Dataset entries:
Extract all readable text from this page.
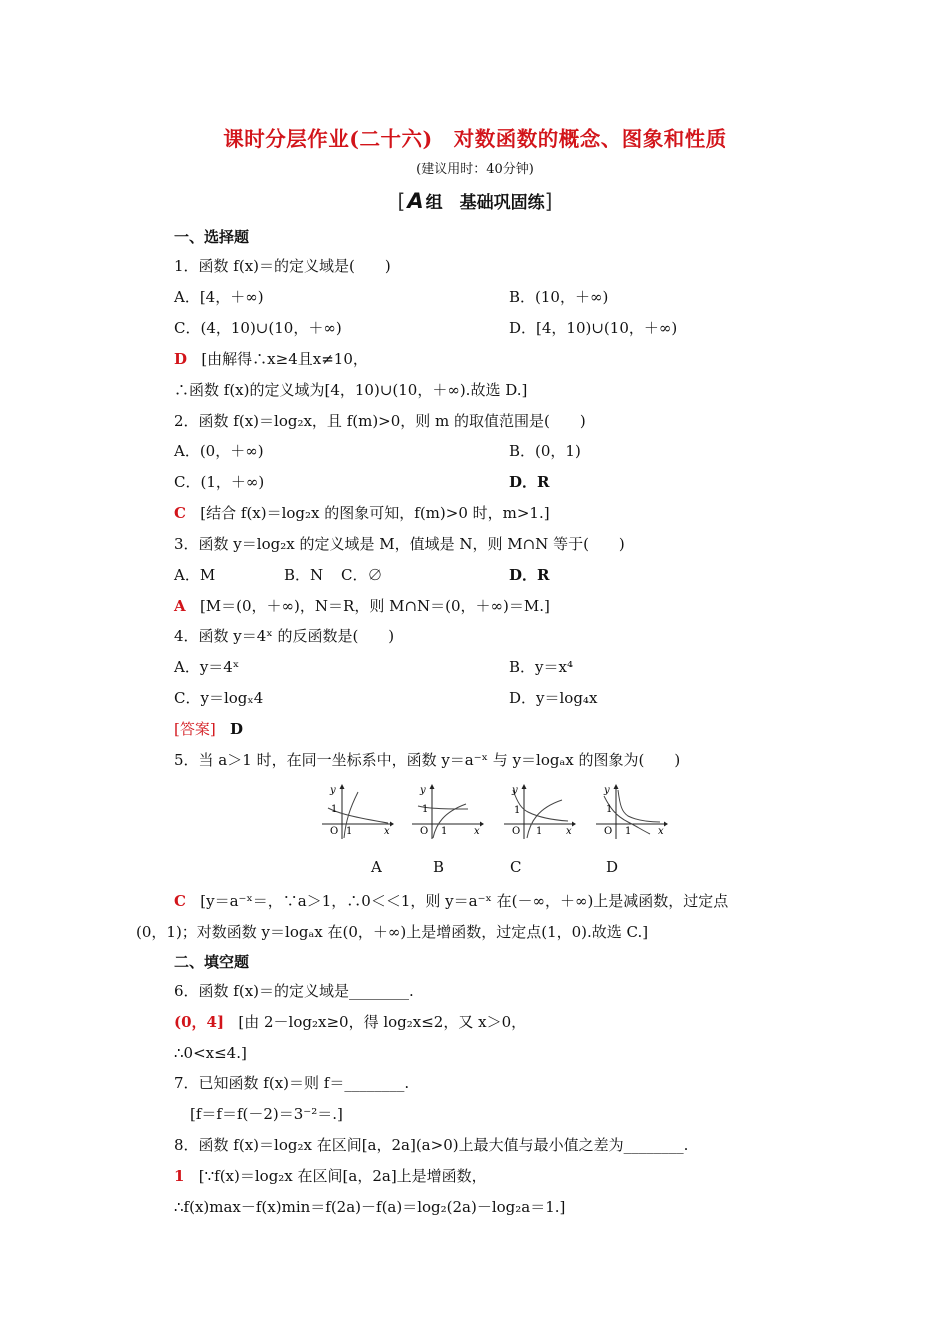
课时分层作业(二十六)　对数函数的概念、图象和性质
(建议用时：40分钟)
[A 组　基础巩固练]
一、选择题
1．函数 f(x)＝的定义域是(　　)
A．[4，＋∞)	B．(10，＋∞)
C．(4，10)∪(10，＋∞)	D．[4，10)∪(10，＋∞)
D [由解得∴x≥4且x≠10，
∴函数 f(x)的定义域为[4，10)∪(10，＋∞).故选 D.]
2．函数 f(x)＝log₂x，且 f(m)>0，则 m 的取值范围是(　　)
A．(0，＋∞)	B．(0，1)
C．(1，＋∞)	D．R
C [结合 f(x)＝log₂x 的图象可知，f(m)>0 时，m>1.]
3．函数 y＝log₂x 的定义域是 M，值域是 N，则 M∩N 等于(　　)
A．M	B．N C．∅	D．R
A [M＝(0，＋∞)，N＝R，则 M∩N＝(0，＋∞)＝M.]
4．函数 y＝4ˣ 的反函数是(　　)
A．y＝4ˣ	B．y＝x⁴
C．y＝logₓ4	D．y＝log₄x
[答案] D
5．当 a＞1 时，在同一坐标系中，函数 y＝a⁻ˣ 与 y＝logₐx 的图象为(　　)
y
1
O 1	x
y
1
O 1	x
y
1
O 1 x
y
1
O 1	x
A	B	C	D
C [y＝a⁻ˣ＝，∵a＞1，∴0＜＜1，则 y＝a⁻ˣ 在(－∞，＋∞)上是减函数，过定点
(0，1)；对数函数 y＝logₐx 在(0，＋∞)上是增函数，过定点(1，0).故选 C.]
二、填空题
6．函数 f(x)＝的定义域是________.
(0，4] [由 2－log₂x≥0，得 log₂x≤2，又 x＞0，
∴0<x≤4.]
7．已知函数 f(x)＝则 f＝________.
[f＝f＝f(－2)＝3⁻²＝.]
8．函数 f(x)＝log₂x 在区间[a，2a](a>0)上最大值与最小值之差为________.
1 [∵f(x)＝log₂x 在区间[a，2a]上是增函数，
∴f(x)max－f(x)min＝f(2a)－f(a)＝log₂(2a)－log₂a＝1.]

Directions for this task: Among the entries, how many lines contain the string "logₐx"? Give the number without anything else.

Output: 2